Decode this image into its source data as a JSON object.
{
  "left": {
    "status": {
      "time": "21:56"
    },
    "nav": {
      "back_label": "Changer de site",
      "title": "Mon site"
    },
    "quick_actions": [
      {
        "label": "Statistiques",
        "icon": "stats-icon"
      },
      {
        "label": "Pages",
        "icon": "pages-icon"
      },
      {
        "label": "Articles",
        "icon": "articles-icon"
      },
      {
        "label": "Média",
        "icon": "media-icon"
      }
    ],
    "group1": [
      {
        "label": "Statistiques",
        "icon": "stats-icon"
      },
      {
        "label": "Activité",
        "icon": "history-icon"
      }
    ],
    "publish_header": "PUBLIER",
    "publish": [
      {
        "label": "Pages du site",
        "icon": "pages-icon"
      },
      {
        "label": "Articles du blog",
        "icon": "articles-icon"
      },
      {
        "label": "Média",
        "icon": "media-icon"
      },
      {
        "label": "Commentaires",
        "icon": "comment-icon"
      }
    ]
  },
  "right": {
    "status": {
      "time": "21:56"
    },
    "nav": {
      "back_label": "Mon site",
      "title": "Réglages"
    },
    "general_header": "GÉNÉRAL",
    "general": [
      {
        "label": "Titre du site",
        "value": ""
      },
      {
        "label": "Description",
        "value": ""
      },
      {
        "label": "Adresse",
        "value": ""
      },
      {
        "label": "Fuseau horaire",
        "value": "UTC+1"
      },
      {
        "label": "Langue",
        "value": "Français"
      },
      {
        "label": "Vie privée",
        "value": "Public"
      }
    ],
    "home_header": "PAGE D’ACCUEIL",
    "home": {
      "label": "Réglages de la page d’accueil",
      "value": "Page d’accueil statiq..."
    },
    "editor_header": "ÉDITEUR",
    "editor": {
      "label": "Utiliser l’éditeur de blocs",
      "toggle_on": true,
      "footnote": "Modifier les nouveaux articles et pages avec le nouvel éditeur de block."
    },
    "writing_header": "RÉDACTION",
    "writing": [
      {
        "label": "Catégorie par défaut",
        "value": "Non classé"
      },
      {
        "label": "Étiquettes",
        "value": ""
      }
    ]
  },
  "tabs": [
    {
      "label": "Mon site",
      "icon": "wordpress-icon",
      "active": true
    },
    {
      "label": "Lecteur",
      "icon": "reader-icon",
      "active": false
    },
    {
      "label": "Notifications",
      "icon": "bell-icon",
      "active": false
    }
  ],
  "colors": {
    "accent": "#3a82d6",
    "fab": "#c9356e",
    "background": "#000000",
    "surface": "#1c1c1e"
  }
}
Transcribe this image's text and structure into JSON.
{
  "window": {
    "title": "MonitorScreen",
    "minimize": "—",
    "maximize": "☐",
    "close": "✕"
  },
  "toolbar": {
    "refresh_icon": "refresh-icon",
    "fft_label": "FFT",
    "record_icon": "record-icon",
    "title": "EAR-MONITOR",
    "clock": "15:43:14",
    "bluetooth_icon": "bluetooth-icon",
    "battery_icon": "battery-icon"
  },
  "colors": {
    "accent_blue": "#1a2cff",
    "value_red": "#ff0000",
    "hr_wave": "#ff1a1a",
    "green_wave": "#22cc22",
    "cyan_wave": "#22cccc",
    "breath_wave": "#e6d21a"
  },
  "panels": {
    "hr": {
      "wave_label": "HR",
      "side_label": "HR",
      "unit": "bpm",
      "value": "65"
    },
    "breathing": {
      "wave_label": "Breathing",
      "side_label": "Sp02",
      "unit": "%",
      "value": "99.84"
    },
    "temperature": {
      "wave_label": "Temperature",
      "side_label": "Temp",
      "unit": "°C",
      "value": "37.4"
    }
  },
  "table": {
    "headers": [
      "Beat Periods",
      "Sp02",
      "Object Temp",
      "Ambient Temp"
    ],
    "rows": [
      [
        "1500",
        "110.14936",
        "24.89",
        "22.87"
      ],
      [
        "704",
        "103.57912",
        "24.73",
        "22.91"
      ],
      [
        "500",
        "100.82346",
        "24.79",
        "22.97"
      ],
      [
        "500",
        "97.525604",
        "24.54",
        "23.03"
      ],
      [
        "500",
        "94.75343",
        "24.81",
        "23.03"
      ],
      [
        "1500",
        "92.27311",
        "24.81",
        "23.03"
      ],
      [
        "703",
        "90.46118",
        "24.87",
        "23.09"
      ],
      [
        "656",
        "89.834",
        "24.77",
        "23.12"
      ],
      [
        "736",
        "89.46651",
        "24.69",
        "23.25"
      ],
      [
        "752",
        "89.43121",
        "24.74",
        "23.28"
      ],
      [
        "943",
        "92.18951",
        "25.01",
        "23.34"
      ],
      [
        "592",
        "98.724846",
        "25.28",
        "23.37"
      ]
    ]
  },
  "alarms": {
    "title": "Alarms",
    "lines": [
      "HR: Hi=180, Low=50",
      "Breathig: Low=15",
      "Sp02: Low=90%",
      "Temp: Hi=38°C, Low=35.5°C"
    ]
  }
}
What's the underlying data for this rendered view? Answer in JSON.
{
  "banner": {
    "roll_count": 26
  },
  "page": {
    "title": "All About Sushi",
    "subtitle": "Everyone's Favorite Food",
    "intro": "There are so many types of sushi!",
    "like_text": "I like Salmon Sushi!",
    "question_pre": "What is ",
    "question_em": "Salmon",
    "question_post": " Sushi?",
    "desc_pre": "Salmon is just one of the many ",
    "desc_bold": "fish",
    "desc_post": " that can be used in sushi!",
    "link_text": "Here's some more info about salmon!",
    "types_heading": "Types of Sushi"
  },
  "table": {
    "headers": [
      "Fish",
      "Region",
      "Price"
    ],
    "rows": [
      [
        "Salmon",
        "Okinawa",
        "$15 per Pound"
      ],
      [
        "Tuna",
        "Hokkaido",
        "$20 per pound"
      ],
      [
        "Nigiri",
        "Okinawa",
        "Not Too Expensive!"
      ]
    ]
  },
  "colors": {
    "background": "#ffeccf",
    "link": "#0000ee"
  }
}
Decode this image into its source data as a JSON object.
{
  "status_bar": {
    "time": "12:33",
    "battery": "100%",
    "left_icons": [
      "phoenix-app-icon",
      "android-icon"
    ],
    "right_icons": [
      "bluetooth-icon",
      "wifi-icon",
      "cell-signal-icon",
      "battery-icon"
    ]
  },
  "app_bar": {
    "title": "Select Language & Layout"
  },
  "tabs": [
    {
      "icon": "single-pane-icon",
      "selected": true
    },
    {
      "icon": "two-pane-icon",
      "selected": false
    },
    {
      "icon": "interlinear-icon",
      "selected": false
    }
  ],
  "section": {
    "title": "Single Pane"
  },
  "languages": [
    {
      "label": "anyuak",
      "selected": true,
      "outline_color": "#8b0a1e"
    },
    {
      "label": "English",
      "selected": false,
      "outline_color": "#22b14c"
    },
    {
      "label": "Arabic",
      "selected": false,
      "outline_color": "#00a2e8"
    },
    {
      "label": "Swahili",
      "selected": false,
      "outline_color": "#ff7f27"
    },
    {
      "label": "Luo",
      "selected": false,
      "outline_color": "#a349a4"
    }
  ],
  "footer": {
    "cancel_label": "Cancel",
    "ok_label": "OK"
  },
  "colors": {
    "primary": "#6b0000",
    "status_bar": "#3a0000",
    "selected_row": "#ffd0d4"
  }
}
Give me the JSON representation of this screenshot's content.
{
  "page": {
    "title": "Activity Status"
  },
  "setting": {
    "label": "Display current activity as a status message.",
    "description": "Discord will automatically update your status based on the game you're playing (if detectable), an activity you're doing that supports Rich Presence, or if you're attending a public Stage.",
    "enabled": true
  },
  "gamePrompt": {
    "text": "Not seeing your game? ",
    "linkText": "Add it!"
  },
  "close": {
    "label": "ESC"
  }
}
════
■ GIVEN PROBLEM: Using the entries above, find all lines with "your". Copy them.

■ RESPONSE:
    "description": "Discord will automatically update your status based on the game you're playing (if detectable), an activity you're doing that supports Rich Presence, or if you're attending a public Stage.",
    "text": "Not seeing your game? ",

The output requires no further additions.